» **Problem to solve**:
Only lines holding the word "Actin" are wanted. Copy them from the listing below.

+ + +

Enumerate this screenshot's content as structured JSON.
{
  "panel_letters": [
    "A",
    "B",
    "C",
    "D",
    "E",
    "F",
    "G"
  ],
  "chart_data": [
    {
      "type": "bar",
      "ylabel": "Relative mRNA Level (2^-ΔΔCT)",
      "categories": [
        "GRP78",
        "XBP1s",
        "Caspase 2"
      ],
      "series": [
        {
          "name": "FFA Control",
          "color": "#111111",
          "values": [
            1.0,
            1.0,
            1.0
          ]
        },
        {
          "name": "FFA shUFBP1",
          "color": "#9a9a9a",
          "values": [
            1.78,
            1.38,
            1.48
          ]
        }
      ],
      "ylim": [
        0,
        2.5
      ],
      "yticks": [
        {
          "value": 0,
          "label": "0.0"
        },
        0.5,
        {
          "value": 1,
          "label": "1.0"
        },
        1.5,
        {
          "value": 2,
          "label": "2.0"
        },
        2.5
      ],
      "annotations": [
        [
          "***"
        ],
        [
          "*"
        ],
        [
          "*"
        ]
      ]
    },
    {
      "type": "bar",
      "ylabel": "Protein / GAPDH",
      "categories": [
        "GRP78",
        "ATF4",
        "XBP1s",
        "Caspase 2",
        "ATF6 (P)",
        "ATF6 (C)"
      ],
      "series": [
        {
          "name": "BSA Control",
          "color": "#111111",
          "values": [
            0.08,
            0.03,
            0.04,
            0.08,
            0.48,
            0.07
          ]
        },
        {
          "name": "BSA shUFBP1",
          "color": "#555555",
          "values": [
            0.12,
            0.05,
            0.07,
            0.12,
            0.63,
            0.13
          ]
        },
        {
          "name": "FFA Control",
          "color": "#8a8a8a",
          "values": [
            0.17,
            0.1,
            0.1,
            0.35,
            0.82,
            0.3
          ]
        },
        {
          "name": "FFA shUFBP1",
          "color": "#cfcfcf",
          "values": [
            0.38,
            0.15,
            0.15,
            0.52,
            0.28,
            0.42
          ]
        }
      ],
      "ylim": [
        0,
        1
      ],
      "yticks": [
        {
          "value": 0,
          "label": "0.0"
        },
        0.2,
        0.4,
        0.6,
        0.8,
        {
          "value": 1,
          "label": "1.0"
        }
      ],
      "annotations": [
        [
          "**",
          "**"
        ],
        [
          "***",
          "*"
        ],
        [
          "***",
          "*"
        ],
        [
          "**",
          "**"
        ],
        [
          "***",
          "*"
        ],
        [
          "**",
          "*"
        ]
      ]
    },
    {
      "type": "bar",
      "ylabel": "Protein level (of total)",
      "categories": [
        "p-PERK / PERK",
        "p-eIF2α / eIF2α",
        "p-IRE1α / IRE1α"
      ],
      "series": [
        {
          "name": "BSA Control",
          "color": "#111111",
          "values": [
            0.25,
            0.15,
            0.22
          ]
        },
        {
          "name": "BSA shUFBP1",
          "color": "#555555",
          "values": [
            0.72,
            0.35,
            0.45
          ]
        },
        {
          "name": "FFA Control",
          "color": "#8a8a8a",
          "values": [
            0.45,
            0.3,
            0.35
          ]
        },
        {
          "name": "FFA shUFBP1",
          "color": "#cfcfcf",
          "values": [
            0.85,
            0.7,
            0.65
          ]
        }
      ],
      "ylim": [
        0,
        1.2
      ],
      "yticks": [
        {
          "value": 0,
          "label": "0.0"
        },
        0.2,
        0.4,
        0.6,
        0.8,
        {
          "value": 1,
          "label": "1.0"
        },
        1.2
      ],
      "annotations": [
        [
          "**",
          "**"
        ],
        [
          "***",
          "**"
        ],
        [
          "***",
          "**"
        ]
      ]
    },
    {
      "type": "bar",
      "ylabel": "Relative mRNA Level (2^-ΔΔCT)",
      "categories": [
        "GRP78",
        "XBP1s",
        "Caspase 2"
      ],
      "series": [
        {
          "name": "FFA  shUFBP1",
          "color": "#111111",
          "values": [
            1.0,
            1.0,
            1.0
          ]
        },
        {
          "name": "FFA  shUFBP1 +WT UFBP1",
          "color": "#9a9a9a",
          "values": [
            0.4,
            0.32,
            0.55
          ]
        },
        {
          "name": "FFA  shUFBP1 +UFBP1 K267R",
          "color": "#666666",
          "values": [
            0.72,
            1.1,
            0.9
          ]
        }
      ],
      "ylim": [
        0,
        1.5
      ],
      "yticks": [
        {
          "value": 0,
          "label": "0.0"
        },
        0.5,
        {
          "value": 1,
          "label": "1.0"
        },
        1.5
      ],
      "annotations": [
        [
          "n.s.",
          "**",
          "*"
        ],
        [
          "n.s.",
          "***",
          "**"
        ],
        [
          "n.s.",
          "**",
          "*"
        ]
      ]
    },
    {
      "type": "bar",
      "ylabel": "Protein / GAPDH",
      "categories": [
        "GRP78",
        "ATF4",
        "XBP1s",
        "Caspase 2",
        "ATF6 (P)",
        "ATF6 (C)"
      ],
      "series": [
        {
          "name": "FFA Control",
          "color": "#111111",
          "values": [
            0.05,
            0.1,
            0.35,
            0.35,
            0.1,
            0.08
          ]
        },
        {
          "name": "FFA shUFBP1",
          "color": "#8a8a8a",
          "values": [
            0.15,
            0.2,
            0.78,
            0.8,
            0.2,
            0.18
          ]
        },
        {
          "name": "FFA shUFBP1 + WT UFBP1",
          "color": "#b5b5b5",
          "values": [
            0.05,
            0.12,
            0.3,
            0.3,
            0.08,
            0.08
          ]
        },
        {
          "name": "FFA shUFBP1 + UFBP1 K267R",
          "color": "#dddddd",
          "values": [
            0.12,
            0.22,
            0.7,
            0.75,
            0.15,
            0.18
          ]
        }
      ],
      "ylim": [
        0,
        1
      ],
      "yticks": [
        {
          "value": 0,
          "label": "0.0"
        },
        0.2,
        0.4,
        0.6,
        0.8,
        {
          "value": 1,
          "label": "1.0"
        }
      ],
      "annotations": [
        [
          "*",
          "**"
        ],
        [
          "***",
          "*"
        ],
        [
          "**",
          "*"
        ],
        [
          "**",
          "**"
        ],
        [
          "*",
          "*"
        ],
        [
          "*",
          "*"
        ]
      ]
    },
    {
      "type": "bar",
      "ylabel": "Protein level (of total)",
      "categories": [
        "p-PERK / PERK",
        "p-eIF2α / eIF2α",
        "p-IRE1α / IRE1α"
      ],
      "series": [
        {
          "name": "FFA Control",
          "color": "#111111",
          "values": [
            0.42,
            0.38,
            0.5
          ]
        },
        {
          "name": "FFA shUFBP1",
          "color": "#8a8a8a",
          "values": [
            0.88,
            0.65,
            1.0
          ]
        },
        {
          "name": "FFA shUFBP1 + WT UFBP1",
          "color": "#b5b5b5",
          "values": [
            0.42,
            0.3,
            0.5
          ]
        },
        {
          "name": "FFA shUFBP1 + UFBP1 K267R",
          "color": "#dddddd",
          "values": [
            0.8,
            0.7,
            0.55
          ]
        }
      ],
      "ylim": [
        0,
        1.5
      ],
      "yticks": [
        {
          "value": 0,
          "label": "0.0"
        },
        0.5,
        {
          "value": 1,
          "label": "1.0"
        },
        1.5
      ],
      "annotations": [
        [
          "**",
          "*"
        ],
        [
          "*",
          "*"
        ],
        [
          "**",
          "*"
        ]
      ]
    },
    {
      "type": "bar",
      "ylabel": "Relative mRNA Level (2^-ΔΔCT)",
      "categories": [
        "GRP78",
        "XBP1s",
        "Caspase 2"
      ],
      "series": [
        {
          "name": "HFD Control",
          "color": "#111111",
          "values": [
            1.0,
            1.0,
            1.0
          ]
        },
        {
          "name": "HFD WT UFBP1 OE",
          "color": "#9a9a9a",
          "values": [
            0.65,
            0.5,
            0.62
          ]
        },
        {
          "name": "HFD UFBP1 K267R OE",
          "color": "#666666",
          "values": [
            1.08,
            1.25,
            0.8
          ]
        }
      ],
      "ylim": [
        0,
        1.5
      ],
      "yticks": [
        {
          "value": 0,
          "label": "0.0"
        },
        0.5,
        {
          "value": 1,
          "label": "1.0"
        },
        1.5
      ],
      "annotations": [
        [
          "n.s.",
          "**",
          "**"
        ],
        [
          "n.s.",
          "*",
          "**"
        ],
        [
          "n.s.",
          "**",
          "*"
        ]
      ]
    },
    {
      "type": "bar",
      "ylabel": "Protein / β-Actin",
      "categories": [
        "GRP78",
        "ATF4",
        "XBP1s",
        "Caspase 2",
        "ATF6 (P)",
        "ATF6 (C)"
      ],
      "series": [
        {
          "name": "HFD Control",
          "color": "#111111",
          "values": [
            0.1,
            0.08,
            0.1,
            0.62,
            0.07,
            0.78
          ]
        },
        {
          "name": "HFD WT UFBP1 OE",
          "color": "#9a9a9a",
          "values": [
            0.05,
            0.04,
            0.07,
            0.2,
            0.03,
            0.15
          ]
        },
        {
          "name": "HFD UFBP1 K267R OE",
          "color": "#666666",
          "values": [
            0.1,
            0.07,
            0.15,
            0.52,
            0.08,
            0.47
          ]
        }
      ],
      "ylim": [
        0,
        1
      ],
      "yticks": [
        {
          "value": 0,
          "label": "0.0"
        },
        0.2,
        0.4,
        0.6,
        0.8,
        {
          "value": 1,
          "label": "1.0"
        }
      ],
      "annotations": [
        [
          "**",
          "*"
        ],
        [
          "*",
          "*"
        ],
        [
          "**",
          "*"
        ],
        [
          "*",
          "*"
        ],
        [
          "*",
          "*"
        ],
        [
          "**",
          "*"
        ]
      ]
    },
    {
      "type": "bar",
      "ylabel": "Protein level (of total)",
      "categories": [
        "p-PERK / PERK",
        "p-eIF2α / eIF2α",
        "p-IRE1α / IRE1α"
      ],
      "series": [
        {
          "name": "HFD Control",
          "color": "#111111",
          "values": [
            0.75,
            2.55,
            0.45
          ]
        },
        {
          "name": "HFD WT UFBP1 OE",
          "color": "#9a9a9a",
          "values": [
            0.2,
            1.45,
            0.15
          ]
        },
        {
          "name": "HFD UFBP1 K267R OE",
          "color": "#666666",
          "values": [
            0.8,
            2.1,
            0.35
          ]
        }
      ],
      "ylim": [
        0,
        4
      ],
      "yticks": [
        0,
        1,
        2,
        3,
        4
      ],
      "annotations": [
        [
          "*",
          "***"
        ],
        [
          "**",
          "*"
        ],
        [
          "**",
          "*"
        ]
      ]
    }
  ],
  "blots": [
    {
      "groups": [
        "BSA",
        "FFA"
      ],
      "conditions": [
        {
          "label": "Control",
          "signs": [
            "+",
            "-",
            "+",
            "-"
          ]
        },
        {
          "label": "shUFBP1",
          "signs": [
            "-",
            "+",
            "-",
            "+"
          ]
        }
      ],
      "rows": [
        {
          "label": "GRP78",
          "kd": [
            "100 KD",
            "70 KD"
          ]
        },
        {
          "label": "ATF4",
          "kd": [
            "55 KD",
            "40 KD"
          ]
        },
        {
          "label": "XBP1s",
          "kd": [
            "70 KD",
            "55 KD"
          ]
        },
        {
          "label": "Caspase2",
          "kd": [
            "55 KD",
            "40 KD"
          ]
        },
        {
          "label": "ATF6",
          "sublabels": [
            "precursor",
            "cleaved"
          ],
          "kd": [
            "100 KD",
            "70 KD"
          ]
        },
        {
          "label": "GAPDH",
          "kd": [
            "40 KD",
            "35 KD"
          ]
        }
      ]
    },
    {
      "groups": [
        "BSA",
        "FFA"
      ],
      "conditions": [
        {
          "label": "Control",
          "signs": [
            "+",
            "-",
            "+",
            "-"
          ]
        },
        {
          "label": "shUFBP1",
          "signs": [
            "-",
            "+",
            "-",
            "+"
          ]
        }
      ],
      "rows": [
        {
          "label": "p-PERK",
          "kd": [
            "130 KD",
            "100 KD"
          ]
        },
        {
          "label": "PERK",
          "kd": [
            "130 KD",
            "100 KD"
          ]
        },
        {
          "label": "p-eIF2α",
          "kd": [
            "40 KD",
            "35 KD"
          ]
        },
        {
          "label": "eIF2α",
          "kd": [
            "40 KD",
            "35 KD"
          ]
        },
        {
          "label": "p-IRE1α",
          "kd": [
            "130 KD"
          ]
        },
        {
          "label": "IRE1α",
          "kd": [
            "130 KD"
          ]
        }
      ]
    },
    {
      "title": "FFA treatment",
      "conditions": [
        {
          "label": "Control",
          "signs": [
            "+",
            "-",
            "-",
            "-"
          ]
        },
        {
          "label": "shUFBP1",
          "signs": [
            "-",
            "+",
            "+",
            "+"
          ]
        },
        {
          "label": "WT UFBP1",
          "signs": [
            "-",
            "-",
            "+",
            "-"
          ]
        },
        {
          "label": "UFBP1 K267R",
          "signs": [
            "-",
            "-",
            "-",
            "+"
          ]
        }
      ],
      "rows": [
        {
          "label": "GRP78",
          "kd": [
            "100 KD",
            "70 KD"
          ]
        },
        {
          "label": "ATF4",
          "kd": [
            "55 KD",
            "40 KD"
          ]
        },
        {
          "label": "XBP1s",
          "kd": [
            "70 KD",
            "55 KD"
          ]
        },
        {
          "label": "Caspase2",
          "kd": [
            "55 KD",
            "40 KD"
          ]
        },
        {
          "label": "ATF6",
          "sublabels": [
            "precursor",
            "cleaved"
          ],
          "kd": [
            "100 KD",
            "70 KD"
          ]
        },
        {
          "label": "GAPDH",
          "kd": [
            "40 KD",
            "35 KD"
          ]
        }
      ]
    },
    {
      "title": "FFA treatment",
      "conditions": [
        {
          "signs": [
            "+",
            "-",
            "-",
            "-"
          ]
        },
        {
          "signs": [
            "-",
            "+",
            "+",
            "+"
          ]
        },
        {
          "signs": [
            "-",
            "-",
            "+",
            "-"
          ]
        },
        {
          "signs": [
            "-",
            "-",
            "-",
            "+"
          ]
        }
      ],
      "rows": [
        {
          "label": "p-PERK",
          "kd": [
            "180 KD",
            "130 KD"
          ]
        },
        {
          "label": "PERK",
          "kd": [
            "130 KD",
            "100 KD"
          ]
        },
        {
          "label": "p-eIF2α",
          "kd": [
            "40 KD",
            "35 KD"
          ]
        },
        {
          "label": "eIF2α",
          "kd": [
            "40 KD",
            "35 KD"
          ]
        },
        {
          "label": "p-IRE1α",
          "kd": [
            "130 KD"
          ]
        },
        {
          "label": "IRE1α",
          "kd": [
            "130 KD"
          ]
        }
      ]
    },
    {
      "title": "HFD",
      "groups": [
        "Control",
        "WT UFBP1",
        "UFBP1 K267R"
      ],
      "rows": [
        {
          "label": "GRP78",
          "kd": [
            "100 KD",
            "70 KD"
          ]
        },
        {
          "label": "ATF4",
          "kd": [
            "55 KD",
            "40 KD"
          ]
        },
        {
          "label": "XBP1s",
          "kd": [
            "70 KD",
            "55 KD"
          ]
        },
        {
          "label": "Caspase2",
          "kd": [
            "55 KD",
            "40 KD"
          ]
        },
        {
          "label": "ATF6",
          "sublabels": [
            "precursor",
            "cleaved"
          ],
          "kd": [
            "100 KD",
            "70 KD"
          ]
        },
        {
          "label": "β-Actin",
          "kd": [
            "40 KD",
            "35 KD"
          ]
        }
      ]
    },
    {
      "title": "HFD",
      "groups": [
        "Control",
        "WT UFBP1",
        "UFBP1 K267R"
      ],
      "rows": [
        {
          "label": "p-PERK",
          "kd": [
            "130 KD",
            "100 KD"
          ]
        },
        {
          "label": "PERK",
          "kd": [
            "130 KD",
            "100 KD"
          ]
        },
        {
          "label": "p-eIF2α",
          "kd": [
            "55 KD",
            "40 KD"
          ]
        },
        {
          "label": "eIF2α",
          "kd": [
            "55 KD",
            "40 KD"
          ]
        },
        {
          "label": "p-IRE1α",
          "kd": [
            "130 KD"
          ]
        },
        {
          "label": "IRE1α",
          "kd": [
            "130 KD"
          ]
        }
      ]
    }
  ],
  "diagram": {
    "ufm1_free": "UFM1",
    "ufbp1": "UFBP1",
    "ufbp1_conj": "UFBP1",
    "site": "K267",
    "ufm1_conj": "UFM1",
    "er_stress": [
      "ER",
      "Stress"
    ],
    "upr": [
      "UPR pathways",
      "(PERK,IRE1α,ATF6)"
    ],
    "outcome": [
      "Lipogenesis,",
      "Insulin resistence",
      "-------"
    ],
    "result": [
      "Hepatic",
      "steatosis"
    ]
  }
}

+ + +

» **Written solution**:
      "ylabel": "Protein / β-Actin",
          "label": "β-Actin",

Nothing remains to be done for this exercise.